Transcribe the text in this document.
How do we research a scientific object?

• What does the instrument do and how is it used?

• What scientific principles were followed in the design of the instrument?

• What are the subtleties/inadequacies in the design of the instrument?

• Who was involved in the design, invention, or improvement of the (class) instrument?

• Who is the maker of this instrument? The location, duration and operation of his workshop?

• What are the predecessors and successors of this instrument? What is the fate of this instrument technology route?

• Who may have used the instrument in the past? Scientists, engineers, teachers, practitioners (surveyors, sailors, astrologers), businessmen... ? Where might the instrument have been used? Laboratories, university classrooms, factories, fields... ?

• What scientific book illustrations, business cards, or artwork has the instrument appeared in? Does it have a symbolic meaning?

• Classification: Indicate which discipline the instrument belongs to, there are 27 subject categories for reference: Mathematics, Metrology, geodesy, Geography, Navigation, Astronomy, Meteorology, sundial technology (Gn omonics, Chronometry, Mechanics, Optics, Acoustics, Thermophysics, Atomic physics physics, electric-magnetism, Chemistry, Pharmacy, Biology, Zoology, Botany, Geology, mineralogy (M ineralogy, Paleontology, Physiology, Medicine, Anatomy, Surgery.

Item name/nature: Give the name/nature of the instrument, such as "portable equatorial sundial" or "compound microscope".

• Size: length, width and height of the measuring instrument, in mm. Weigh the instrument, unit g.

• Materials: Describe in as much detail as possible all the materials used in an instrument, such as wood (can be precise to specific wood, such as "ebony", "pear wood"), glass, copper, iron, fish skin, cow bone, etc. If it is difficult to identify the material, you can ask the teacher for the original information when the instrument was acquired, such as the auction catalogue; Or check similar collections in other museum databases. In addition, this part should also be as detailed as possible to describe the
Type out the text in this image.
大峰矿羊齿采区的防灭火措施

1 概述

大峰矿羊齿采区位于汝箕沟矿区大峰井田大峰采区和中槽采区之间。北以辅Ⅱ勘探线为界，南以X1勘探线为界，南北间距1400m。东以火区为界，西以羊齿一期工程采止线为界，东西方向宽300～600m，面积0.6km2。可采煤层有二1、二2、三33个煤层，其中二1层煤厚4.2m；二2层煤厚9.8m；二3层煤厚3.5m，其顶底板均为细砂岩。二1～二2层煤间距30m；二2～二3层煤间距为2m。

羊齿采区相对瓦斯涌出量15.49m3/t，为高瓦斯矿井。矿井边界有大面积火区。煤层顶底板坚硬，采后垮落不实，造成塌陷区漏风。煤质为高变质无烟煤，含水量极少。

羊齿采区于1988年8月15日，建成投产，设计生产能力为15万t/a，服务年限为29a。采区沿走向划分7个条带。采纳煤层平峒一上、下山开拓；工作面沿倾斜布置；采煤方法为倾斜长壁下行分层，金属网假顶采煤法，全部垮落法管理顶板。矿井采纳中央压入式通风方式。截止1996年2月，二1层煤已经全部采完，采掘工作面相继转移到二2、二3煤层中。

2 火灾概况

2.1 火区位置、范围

━━━━━━

- WHAT YOU ARE ASKED TO DO -
Find the line containing "Type out the text in this image.". Reproduce it exactly, along with every line after it through the last.

- COMPLETE ANSWER -
Type out the text in this image.
大峰矿羊齿采区的防灭火措施

1 概述

大峰矿羊齿采区位于汝箕沟矿区大峰井田大峰采区和中槽采区之间。北以辅Ⅱ勘探线为界，南以X1勘探线为界，南北间距1400m。东以火区为界，西以羊齿一期工程采止线为界，东西方向宽300～600m，面积0.6km2。可采煤层有二1、二2、三33个煤层，其中二1层煤厚4.2m；二2层煤厚9.8m；二3层煤厚3.5m，其顶底板均为细砂岩。二1～二2层煤间距30m；二2～二3层煤间距为2m。

羊齿采区相对瓦斯涌出量15.49m3/t，为高瓦斯矿井。矿井边界有大面积火区。煤层顶底板坚硬，采后垮落不实，造成塌陷区漏风。煤质为高变质无烟煤，含水量极少。

羊齿采区于1988年8月15日，建成投产，设计生产能力为15万t/a，服务年限为29a。采区沿走向划分7个条带。采纳煤层平峒一上、下山开拓；工作面沿倾斜布置；采煤方法为倾斜长壁下行分层，金属网假顶采煤法，全部垮落法管理顶板。矿井采纳中央压入式通风方式。截止1996年2月，二1层煤已经全部采完，采掘工作面相继转移到二2、二3煤层中。

2 火灾概况

2.1 火区位置、范围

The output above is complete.